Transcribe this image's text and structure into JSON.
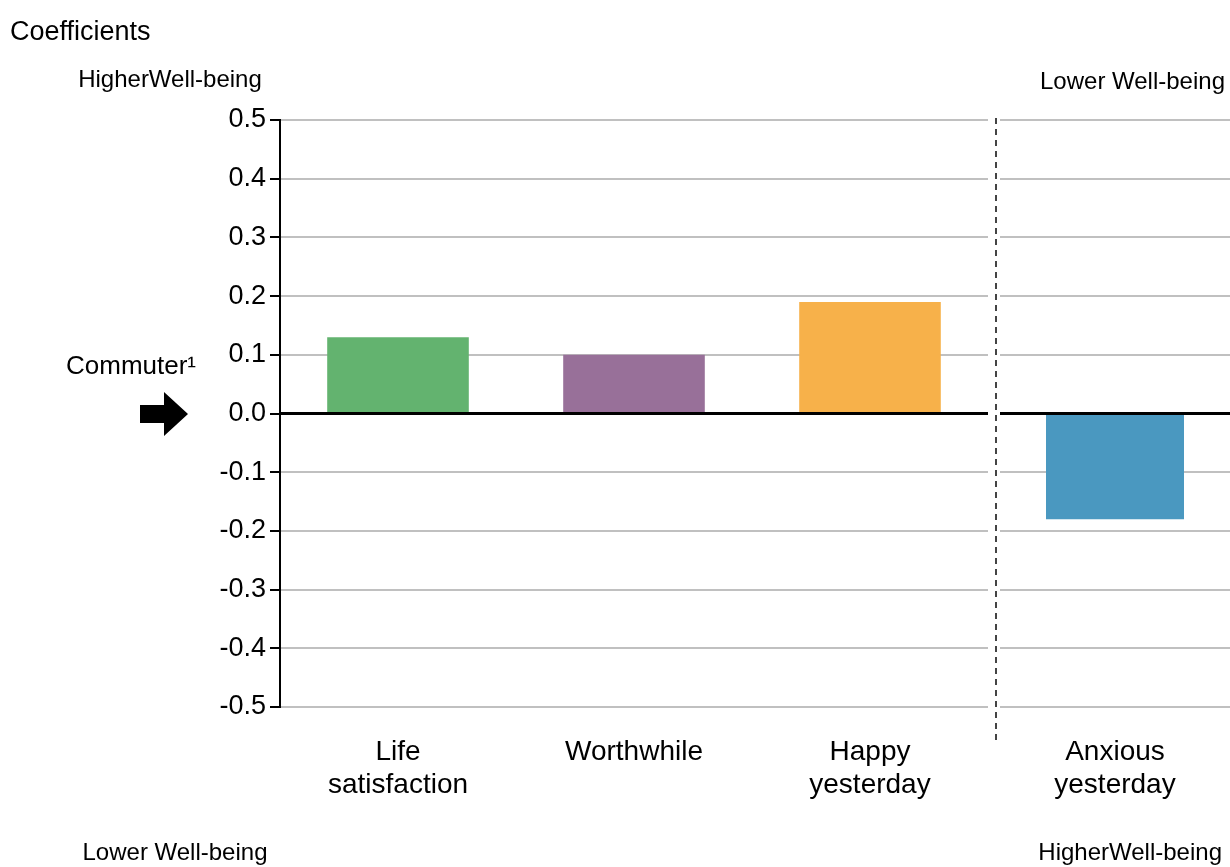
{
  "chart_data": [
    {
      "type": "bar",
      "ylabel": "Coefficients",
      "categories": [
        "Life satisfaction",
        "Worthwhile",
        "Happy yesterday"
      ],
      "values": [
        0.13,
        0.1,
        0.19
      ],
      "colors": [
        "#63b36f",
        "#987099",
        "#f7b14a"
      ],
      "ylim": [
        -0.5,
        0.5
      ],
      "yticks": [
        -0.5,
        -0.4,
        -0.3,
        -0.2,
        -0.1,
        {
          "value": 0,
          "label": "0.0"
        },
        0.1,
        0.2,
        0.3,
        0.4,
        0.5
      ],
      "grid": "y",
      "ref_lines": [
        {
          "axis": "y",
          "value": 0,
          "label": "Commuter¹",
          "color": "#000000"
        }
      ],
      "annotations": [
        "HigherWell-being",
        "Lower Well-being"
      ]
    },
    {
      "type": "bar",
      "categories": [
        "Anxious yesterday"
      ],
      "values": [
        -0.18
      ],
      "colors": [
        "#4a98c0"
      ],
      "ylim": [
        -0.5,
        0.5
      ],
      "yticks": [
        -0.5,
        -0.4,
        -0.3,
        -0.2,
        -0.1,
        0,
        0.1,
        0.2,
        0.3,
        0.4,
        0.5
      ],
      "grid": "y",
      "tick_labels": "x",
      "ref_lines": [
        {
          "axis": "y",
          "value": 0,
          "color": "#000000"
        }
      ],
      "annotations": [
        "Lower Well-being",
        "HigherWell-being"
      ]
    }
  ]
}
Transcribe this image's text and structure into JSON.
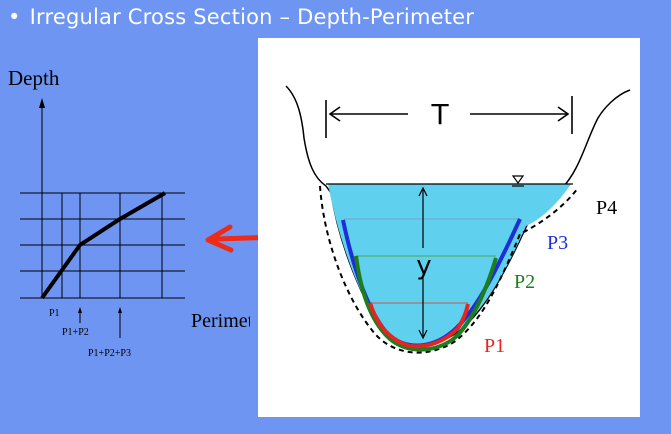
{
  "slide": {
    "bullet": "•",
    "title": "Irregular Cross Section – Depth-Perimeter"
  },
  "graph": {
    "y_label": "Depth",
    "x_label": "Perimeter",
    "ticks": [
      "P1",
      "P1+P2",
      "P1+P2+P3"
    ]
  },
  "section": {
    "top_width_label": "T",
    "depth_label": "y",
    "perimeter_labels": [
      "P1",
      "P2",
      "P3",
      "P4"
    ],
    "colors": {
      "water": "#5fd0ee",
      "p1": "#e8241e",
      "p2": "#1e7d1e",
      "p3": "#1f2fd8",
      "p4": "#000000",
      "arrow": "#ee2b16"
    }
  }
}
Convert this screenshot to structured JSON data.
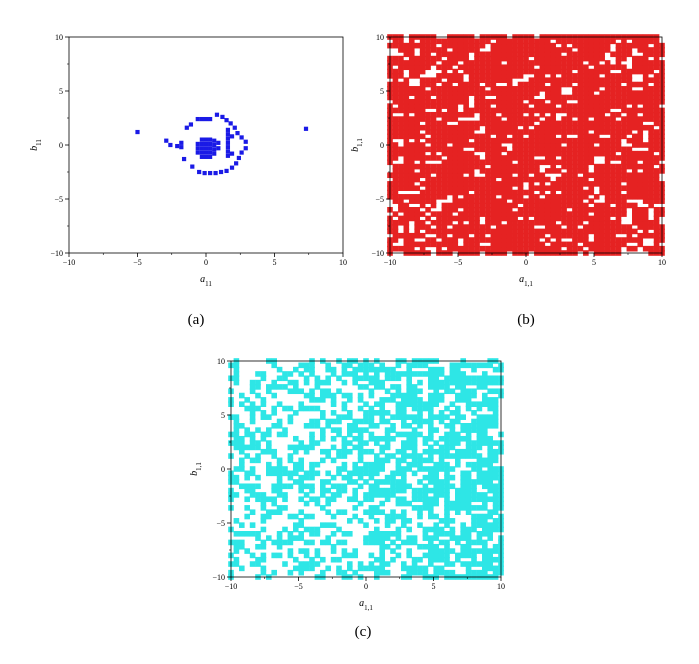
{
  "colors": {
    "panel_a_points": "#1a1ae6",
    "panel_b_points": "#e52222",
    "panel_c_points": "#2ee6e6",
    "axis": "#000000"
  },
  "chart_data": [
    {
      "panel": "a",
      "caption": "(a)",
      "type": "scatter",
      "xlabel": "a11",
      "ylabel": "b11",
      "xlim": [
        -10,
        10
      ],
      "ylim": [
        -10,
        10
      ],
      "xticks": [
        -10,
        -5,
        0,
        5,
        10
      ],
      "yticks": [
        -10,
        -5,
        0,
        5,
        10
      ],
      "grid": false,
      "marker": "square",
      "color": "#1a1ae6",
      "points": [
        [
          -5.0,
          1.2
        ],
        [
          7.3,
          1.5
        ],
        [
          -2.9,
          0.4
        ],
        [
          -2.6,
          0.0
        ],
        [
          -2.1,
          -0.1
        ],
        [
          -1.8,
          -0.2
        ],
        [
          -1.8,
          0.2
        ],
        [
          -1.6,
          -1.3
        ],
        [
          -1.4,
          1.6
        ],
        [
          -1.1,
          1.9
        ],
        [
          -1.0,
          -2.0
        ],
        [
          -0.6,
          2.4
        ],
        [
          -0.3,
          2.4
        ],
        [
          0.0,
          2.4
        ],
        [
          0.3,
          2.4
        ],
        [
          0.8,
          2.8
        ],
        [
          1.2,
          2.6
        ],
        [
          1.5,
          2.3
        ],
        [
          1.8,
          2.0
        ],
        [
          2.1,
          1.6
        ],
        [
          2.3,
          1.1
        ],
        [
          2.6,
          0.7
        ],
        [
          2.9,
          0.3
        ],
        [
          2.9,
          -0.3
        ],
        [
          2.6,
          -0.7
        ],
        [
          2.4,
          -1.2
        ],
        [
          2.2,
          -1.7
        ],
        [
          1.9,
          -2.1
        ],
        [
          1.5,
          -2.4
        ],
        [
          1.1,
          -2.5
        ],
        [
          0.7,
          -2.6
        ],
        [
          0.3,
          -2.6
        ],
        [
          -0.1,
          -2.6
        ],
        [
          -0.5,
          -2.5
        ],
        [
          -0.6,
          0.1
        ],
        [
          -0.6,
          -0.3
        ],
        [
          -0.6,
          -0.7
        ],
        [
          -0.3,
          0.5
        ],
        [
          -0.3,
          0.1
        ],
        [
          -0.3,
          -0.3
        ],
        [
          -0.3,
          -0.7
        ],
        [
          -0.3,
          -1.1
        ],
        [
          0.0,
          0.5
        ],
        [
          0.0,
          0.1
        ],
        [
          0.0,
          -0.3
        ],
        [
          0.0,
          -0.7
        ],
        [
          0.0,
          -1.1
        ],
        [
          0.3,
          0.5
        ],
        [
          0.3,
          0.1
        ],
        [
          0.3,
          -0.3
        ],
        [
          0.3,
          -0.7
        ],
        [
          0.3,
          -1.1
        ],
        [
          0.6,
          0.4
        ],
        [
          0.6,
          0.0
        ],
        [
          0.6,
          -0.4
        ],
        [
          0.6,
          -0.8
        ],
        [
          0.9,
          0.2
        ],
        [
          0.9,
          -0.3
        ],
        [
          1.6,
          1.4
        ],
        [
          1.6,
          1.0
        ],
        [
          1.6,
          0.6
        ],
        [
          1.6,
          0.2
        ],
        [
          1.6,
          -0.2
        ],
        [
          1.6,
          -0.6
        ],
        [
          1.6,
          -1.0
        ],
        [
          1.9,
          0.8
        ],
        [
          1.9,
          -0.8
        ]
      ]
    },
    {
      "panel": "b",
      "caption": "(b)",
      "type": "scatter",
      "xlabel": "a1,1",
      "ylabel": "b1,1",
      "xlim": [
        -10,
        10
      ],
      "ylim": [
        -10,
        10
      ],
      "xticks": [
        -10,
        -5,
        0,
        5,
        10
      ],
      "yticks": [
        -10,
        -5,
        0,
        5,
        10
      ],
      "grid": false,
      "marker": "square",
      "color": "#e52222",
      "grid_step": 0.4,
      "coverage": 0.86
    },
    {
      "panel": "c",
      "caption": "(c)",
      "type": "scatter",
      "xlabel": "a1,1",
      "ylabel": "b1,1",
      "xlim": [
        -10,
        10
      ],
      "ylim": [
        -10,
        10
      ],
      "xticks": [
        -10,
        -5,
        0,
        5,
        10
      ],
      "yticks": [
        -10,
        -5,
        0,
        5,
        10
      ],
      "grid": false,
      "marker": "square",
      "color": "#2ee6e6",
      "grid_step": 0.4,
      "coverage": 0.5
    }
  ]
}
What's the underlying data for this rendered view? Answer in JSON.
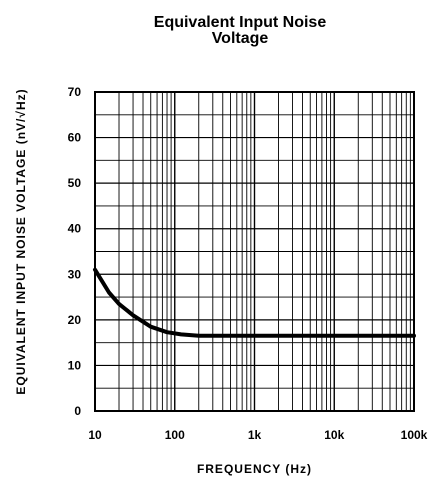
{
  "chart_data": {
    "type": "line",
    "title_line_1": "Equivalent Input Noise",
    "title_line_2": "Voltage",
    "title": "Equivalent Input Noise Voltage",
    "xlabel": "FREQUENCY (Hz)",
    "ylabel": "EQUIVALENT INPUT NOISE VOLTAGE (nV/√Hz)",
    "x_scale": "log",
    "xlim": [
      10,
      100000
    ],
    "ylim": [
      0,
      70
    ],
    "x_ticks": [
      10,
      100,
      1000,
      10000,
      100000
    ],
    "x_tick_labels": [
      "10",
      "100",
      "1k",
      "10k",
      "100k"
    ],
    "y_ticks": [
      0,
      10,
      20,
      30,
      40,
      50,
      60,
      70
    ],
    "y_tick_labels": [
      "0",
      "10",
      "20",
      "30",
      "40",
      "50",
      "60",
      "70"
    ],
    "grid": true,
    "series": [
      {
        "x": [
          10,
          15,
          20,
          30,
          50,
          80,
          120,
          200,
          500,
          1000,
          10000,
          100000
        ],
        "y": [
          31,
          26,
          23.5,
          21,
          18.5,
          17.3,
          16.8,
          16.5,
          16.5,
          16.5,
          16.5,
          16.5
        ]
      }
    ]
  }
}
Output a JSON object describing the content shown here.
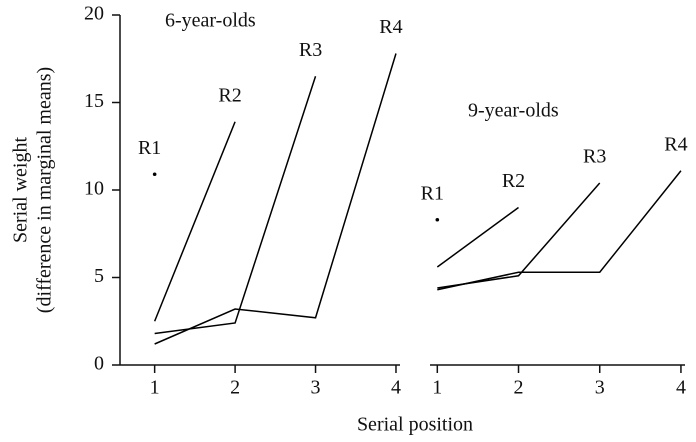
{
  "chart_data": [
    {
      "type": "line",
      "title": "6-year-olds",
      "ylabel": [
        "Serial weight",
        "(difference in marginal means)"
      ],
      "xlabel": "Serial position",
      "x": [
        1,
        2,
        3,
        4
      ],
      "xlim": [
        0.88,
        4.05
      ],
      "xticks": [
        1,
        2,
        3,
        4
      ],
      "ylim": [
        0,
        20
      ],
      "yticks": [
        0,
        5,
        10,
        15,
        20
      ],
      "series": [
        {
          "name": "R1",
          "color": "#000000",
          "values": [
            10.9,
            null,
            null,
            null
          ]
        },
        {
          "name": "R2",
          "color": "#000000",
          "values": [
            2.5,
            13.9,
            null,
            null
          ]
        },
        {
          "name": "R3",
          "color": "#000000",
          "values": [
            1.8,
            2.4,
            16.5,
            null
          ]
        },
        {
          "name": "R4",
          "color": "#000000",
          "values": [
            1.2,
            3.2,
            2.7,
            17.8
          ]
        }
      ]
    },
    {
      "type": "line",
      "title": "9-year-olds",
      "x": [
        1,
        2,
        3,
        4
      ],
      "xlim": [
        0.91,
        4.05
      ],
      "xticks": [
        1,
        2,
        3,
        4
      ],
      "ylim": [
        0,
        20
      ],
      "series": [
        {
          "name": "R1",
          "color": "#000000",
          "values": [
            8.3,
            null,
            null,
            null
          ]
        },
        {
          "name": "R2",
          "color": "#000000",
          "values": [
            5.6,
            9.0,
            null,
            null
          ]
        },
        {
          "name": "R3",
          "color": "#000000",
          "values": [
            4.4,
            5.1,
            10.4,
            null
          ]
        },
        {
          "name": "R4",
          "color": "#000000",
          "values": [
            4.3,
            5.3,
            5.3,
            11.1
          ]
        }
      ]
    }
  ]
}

· · ·

In the listing, find each line with the string "yesterday" and copy it.

        "Happy yesterday"
        "Anxious yesterday"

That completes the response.